======== Record set ========
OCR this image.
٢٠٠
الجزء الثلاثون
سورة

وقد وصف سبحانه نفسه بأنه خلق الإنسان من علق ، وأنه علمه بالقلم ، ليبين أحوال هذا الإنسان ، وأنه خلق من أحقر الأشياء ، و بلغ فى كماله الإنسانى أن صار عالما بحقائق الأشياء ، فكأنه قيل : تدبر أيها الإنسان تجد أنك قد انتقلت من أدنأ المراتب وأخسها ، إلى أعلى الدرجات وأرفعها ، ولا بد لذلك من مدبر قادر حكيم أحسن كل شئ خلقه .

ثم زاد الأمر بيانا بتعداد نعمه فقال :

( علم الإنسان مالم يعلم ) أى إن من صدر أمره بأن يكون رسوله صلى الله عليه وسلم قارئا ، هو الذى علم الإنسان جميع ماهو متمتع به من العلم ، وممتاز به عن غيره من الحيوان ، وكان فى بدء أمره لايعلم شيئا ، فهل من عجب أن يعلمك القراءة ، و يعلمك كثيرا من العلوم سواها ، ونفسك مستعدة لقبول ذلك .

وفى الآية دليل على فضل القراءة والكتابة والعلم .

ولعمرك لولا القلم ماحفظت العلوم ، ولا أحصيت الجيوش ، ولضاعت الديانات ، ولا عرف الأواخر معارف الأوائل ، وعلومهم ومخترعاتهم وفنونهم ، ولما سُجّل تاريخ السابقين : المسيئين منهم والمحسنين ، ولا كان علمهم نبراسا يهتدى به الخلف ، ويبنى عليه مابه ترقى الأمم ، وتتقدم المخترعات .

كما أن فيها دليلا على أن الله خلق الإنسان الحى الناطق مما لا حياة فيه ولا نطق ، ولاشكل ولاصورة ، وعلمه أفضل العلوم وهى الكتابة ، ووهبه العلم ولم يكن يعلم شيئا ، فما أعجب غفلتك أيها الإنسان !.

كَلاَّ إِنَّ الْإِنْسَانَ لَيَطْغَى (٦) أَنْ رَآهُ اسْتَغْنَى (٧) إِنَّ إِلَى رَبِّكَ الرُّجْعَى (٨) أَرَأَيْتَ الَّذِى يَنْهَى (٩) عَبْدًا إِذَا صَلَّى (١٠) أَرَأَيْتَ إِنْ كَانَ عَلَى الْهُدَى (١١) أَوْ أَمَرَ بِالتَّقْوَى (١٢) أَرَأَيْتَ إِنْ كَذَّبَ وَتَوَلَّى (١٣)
========
> Prompt
Output each entry precisely as given.

> Task answer
OCR this image.
٢٠٠
الجزء الثلاثون
سورة

وقد وصف سبحانه نفسه بأنه خلق الإنسان من علق ، وأنه علمه بالقلم ، ليبين أحوال هذا الإنسان ، وأنه خلق من أحقر الأشياء ، و بلغ فى كماله الإنسانى أن صار عالما بحقائق الأشياء ، فكأنه قيل : تدبر أيها الإنسان تجد أنك قد انتقلت من أدنأ المراتب وأخسها ، إلى أعلى الدرجات وأرفعها ، ولا بد لذلك من مدبر قادر حكيم أحسن كل شئ خلقه .

ثم زاد الأمر بيانا بتعداد نعمه فقال :

( علم الإنسان مالم يعلم ) أى إن من صدر أمره بأن يكون رسوله صلى الله عليه وسلم قارئا ، هو الذى علم الإنسان جميع ماهو متمتع به من العلم ، وممتاز به عن غيره من الحيوان ، وكان فى بدء أمره لايعلم شيئا ، فهل من عجب أن يعلمك القراءة ، و يعلمك كثيرا من العلوم سواها ، ونفسك مستعدة لقبول ذلك .

وفى الآية دليل على فضل القراءة والكتابة والعلم .

ولعمرك لولا القلم ماحفظت العلوم ، ولا أحصيت الجيوش ، ولضاعت الديانات ، ولا عرف الأواخر معارف الأوائل ، وعلومهم ومخترعاتهم وفنونهم ، ولما سُجّل تاريخ السابقين : المسيئين منهم والمحسنين ، ولا كان علمهم نبراسا يهتدى به الخلف ، ويبنى عليه مابه ترقى الأمم ، وتتقدم المخترعات .

كما أن فيها دليلا على أن الله خلق الإنسان الحى الناطق مما لا حياة فيه ولا نطق ، ولاشكل ولاصورة ، وعلمه أفضل العلوم وهى الكتابة ، ووهبه العلم ولم يكن يعلم شيئا ، فما أعجب غفلتك أيها الإنسان !.

كَلاَّ إِنَّ الْإِنْسَانَ لَيَطْغَى (٦) أَنْ رَآهُ اسْتَغْنَى (٧) إِنَّ إِلَى رَبِّكَ الرُّجْعَى (٨) أَرَأَيْتَ الَّذِى يَنْهَى (٩) عَبْدًا إِذَا صَلَّى (١٠) أَرَأَيْتَ إِنْ كَانَ عَلَى الْهُدَى (١١) أَوْ أَمَرَ بِالتَّقْوَى (١٢) أَرَأَيْتَ إِنْ كَذَّبَ وَتَوَلَّى (١٣)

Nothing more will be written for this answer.